_YOUR TASK:_ Present every line in which the string "title" appears.

_INPUT:_
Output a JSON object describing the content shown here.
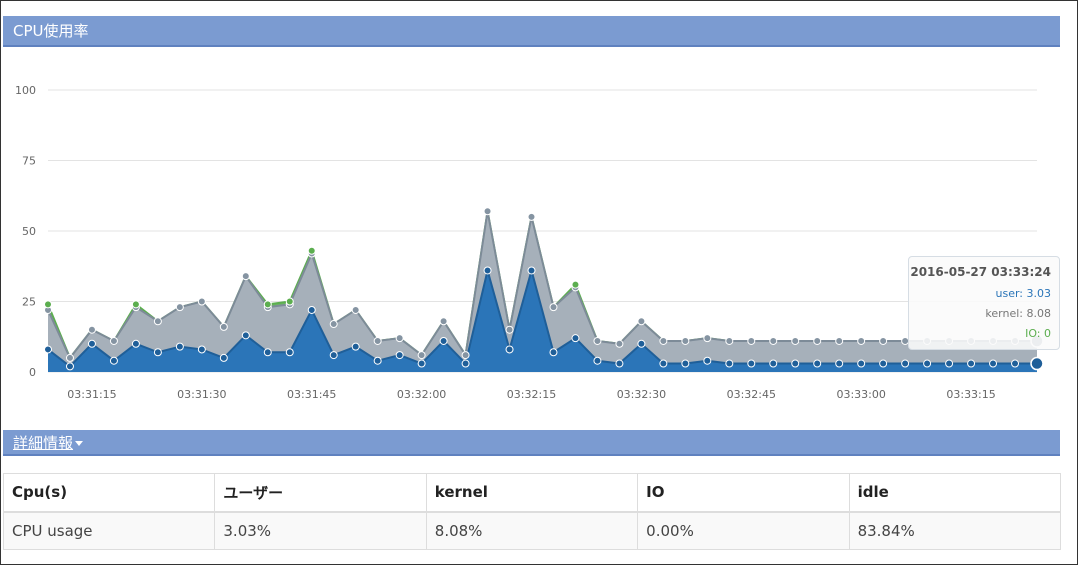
{
  "panel": {
    "title": "CPU使用率"
  },
  "chart_data": {
    "type": "area",
    "stacked": true,
    "title": "",
    "xlabel": "",
    "ylabel": "",
    "ylim": [
      0,
      100
    ],
    "yticks": [
      0,
      25,
      50,
      75,
      100
    ],
    "x_tick_labels": [
      "03:31:15",
      "03:31:30",
      "03:31:45",
      "03:32:00",
      "03:32:15",
      "03:32:30",
      "03:32:45",
      "03:33:00",
      "03:33:15"
    ],
    "x": [
      "03:31:09",
      "03:31:12",
      "03:31:15",
      "03:31:18",
      "03:31:21",
      "03:31:24",
      "03:31:27",
      "03:31:30",
      "03:31:33",
      "03:31:36",
      "03:31:39",
      "03:31:42",
      "03:31:45",
      "03:31:48",
      "03:31:51",
      "03:31:54",
      "03:31:57",
      "03:32:00",
      "03:32:03",
      "03:32:06",
      "03:32:09",
      "03:32:12",
      "03:32:15",
      "03:32:18",
      "03:32:21",
      "03:32:24",
      "03:32:27",
      "03:32:30",
      "03:32:33",
      "03:32:36",
      "03:32:39",
      "03:32:42",
      "03:32:45",
      "03:32:48",
      "03:32:51",
      "03:32:54",
      "03:32:57",
      "03:33:00",
      "03:33:03",
      "03:33:06",
      "03:33:09",
      "03:33:12",
      "03:33:15",
      "03:33:18",
      "03:33:21",
      "03:33:24"
    ],
    "series": [
      {
        "name": "user",
        "color": "#2b75b8",
        "values": [
          8,
          2,
          10,
          4,
          10,
          7,
          9,
          8,
          5,
          13,
          7,
          7,
          22,
          6,
          9,
          4,
          6,
          3,
          11,
          3,
          36,
          8,
          36,
          7,
          12,
          4,
          3,
          10,
          3,
          3,
          4,
          3,
          3,
          3,
          3,
          3,
          3,
          3,
          3,
          3,
          3,
          3,
          3,
          3,
          3,
          3
        ]
      },
      {
        "name": "kernel",
        "color": "#a6b0ba",
        "values": [
          14,
          3,
          5,
          7,
          13,
          11,
          14,
          17,
          11,
          21,
          16,
          17,
          20,
          11,
          13,
          7,
          6,
          3,
          7,
          3,
          21,
          7,
          19,
          16,
          18,
          7,
          7,
          8,
          8,
          8,
          8,
          8,
          8,
          8,
          8,
          8,
          8,
          8,
          8,
          8,
          8,
          8,
          8,
          8,
          8,
          8
        ]
      },
      {
        "name": "IO",
        "color": "#5cae4f",
        "values": [
          2,
          0,
          0,
          0,
          1,
          0,
          0,
          0,
          0,
          0,
          1,
          1,
          1,
          0,
          0,
          0,
          0,
          0,
          0,
          0,
          0,
          0,
          0,
          0,
          1,
          0,
          0,
          0,
          0,
          0,
          0,
          0,
          0,
          0,
          0,
          0,
          0,
          0,
          0,
          0,
          0,
          0,
          0,
          0,
          0,
          0
        ]
      }
    ]
  },
  "tooltip": {
    "time": "2016-05-27 03:33:24",
    "user": "user: 3.03",
    "kernel": "kernel: 8.08",
    "io": "IO: 0",
    "user_color": "#2b75b8",
    "kernel_color": "#777777",
    "io_color": "#5cae4f"
  },
  "details": {
    "toggle_label": "詳細情報",
    "headers": [
      "Cpu(s)",
      "ユーザー",
      "kernel",
      "IO",
      "idle"
    ],
    "row": [
      "CPU usage",
      "3.03%",
      "8.08%",
      "0.00%",
      "83.84%"
    ]
  }
}
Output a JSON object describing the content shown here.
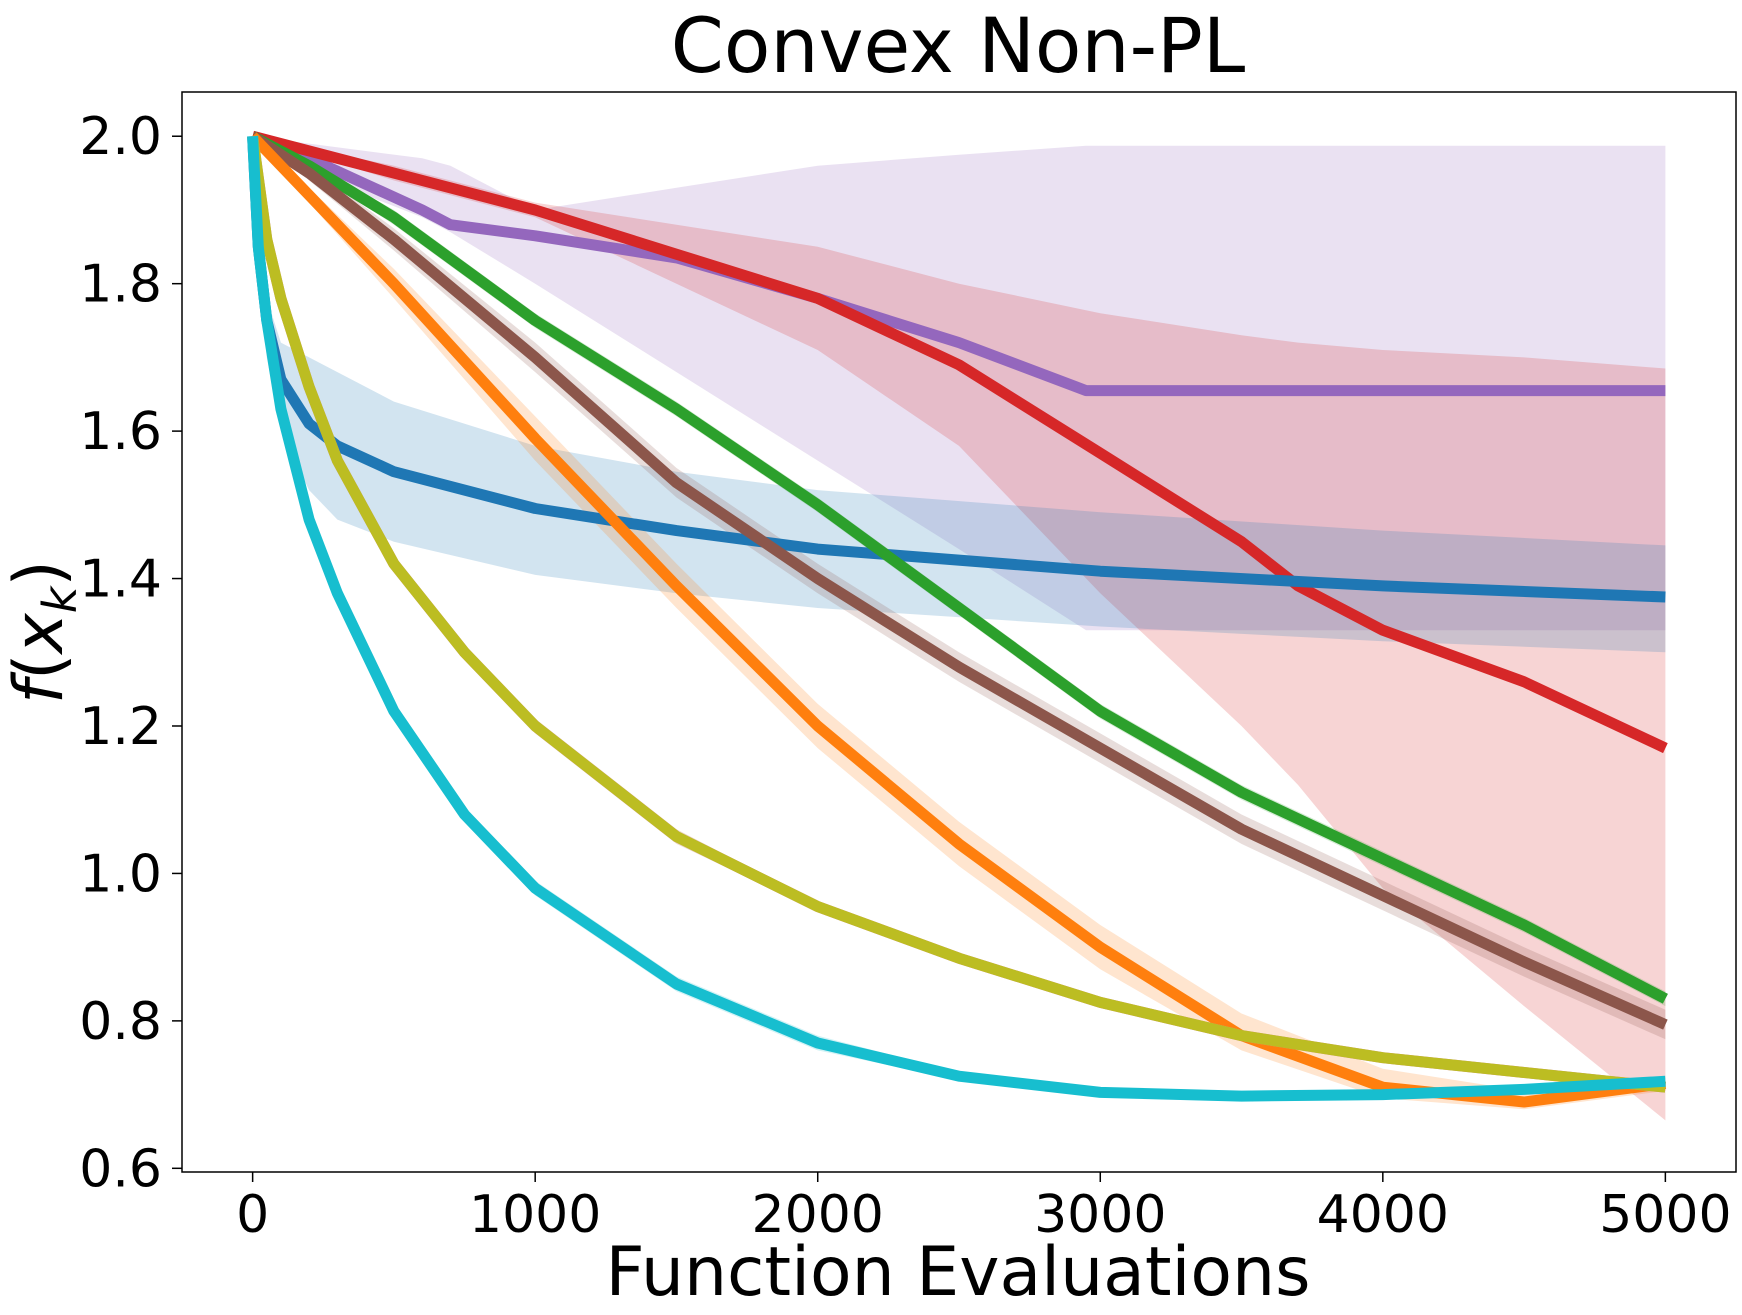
{
  "chart_data": {
    "type": "line",
    "title": "Convex Non-PL",
    "xlabel": "Function Evaluations",
    "ylabel": "f(x_k)",
    "ylabel_parts": {
      "f": "f",
      "open": "(",
      "x": "x",
      "sub": "k",
      "close": ")"
    },
    "xlim": [
      -250,
      5250
    ],
    "ylim": [
      0.595,
      2.06
    ],
    "xticks": [
      0,
      1000,
      2000,
      3000,
      4000,
      5000
    ],
    "xtick_labels": [
      "0",
      "1000",
      "2000",
      "3000",
      "4000",
      "5000"
    ],
    "yticks": [
      0.6,
      0.8,
      1.0,
      1.2,
      1.4,
      1.6,
      1.8,
      2.0
    ],
    "ytick_labels": [
      "0.6",
      "0.8",
      "1.0",
      "1.2",
      "1.4",
      "1.6",
      "1.8",
      "2.0"
    ],
    "grid": false,
    "legend": "none",
    "series": [
      {
        "color": "#9467bd",
        "x": [
          0,
          200,
          400,
          600,
          700,
          1000,
          1500,
          2000,
          2500,
          2950,
          5000
        ],
        "y": [
          2.0,
          1.97,
          1.935,
          1.9,
          1.88,
          1.865,
          1.835,
          1.78,
          1.72,
          1.655,
          1.655
        ],
        "band_upper": [
          2.0,
          1.99,
          1.98,
          1.97,
          1.96,
          1.9,
          1.93,
          1.96,
          1.975,
          1.987,
          1.987
        ],
        "band_lower": [
          2.0,
          1.95,
          1.92,
          1.89,
          1.87,
          1.8,
          1.68,
          1.56,
          1.44,
          1.33,
          1.33
        ]
      },
      {
        "color": "#d62728",
        "x": [
          0,
          500,
          1000,
          1500,
          2000,
          2500,
          3000,
          3500,
          3700,
          4000,
          4500,
          5000
        ],
        "y": [
          2.0,
          1.95,
          1.9,
          1.84,
          1.78,
          1.69,
          1.57,
          1.45,
          1.39,
          1.33,
          1.26,
          1.17
        ],
        "band_upper": [
          2.0,
          1.96,
          1.91,
          1.88,
          1.85,
          1.8,
          1.76,
          1.73,
          1.72,
          1.71,
          1.7,
          1.685
        ],
        "band_lower": [
          2.0,
          1.94,
          1.89,
          1.8,
          1.71,
          1.58,
          1.38,
          1.2,
          1.12,
          0.98,
          0.82,
          0.665
        ]
      },
      {
        "color": "#1f77b4",
        "x": [
          0,
          20,
          50,
          100,
          200,
          300,
          500,
          1000,
          1500,
          2000,
          3000,
          4000,
          5000
        ],
        "y": [
          2.0,
          1.85,
          1.75,
          1.67,
          1.61,
          1.58,
          1.545,
          1.495,
          1.465,
          1.44,
          1.41,
          1.39,
          1.375
        ],
        "band_upper": [
          2.0,
          1.88,
          1.78,
          1.72,
          1.7,
          1.68,
          1.64,
          1.58,
          1.545,
          1.52,
          1.49,
          1.465,
          1.445
        ],
        "band_lower": [
          2.0,
          1.82,
          1.7,
          1.6,
          1.52,
          1.48,
          1.45,
          1.405,
          1.38,
          1.36,
          1.335,
          1.315,
          1.3
        ]
      },
      {
        "color": "#2ca02c",
        "x": [
          0,
          200,
          500,
          1000,
          1500,
          2000,
          2500,
          3000,
          3500,
          4000,
          4500,
          5000
        ],
        "y": [
          2.0,
          1.96,
          1.89,
          1.75,
          1.63,
          1.5,
          1.36,
          1.22,
          1.11,
          1.02,
          0.93,
          0.83
        ],
        "band_upper": [
          2.0,
          1.965,
          1.9,
          1.76,
          1.64,
          1.51,
          1.37,
          1.23,
          1.12,
          1.03,
          0.94,
          0.84
        ],
        "band_lower": [
          2.0,
          1.955,
          1.88,
          1.74,
          1.62,
          1.49,
          1.35,
          1.21,
          1.1,
          1.01,
          0.92,
          0.82
        ]
      },
      {
        "color": "#8c564b",
        "x": [
          0,
          200,
          500,
          1000,
          1500,
          2000,
          2500,
          3000,
          3500,
          4000,
          4500,
          5000
        ],
        "y": [
          2.0,
          1.95,
          1.86,
          1.7,
          1.53,
          1.4,
          1.28,
          1.17,
          1.06,
          0.97,
          0.88,
          0.795
        ],
        "band_upper": [
          2.0,
          1.96,
          1.875,
          1.72,
          1.55,
          1.42,
          1.3,
          1.19,
          1.08,
          0.99,
          0.9,
          0.815
        ],
        "band_lower": [
          2.0,
          1.94,
          1.845,
          1.68,
          1.51,
          1.38,
          1.26,
          1.15,
          1.04,
          0.95,
          0.86,
          0.775
        ]
      },
      {
        "color": "#ff7f0e",
        "x": [
          0,
          200,
          500,
          1000,
          1500,
          2000,
          2500,
          3000,
          3500,
          4000,
          4500,
          5000
        ],
        "y": [
          2.0,
          1.92,
          1.8,
          1.59,
          1.39,
          1.2,
          1.04,
          0.9,
          0.78,
          0.71,
          0.69,
          0.715
        ],
        "band_upper": [
          2.0,
          1.93,
          1.82,
          1.62,
          1.42,
          1.23,
          1.07,
          0.93,
          0.81,
          0.735,
          0.705,
          0.725
        ],
        "band_lower": [
          2.0,
          1.91,
          1.78,
          1.56,
          1.36,
          1.17,
          1.01,
          0.87,
          0.76,
          0.695,
          0.68,
          0.705
        ]
      },
      {
        "color": "#e377c2",
        "x": [
          0,
          50,
          100,
          200,
          300,
          500,
          750,
          1000,
          1500,
          2000,
          2500,
          3000,
          3500,
          4000,
          4500,
          5000
        ],
        "y": [
          2.0,
          1.86,
          1.78,
          1.66,
          1.56,
          1.42,
          1.3,
          1.2,
          1.05,
          0.955,
          0.885,
          0.825,
          0.78,
          0.75,
          0.73,
          0.71
        ],
        "band_upper": [
          2.0,
          1.87,
          1.79,
          1.67,
          1.57,
          1.43,
          1.31,
          1.21,
          1.06,
          0.96,
          0.89,
          0.83,
          0.785,
          0.755,
          0.735,
          0.715
        ],
        "band_lower": [
          2.0,
          1.85,
          1.77,
          1.65,
          1.55,
          1.41,
          1.29,
          1.19,
          1.04,
          0.95,
          0.88,
          0.82,
          0.775,
          0.745,
          0.725,
          0.705
        ]
      },
      {
        "color": "#bcbd22",
        "x": [
          0,
          50,
          100,
          200,
          300,
          500,
          750,
          1000,
          1500,
          2000,
          2500,
          3000,
          3500,
          4000,
          4500,
          5000
        ],
        "y": [
          2.0,
          1.86,
          1.78,
          1.66,
          1.56,
          1.42,
          1.3,
          1.2,
          1.05,
          0.955,
          0.885,
          0.825,
          0.78,
          0.75,
          0.73,
          0.71
        ],
        "band_upper": [
          2.0,
          1.87,
          1.79,
          1.67,
          1.57,
          1.43,
          1.31,
          1.21,
          1.06,
          0.96,
          0.89,
          0.83,
          0.785,
          0.755,
          0.735,
          0.715
        ],
        "band_lower": [
          2.0,
          1.85,
          1.77,
          1.65,
          1.55,
          1.41,
          1.29,
          1.19,
          1.04,
          0.95,
          0.88,
          0.82,
          0.775,
          0.745,
          0.725,
          0.705
        ]
      },
      {
        "color": "#17becf",
        "x": [
          0,
          20,
          50,
          100,
          200,
          300,
          500,
          750,
          1000,
          1500,
          2000,
          2500,
          3000,
          3500,
          4000,
          4500,
          5000
        ],
        "y": [
          2.0,
          1.85,
          1.75,
          1.63,
          1.48,
          1.38,
          1.22,
          1.08,
          0.98,
          0.85,
          0.77,
          0.725,
          0.703,
          0.698,
          0.7,
          0.707,
          0.718
        ],
        "band_upper": [
          2.0,
          1.86,
          1.76,
          1.64,
          1.49,
          1.39,
          1.23,
          1.09,
          0.99,
          0.86,
          0.78,
          0.73,
          0.708,
          0.703,
          0.705,
          0.712,
          0.723
        ],
        "band_lower": [
          2.0,
          1.84,
          1.74,
          1.62,
          1.47,
          1.37,
          1.21,
          1.07,
          0.97,
          0.84,
          0.76,
          0.72,
          0.698,
          0.693,
          0.695,
          0.702,
          0.713
        ]
      }
    ]
  }
}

_EXERCISE RESPONSE:_
    "title": "CPU使用率"
    "title": "",
    "title": "Convex Non-PL",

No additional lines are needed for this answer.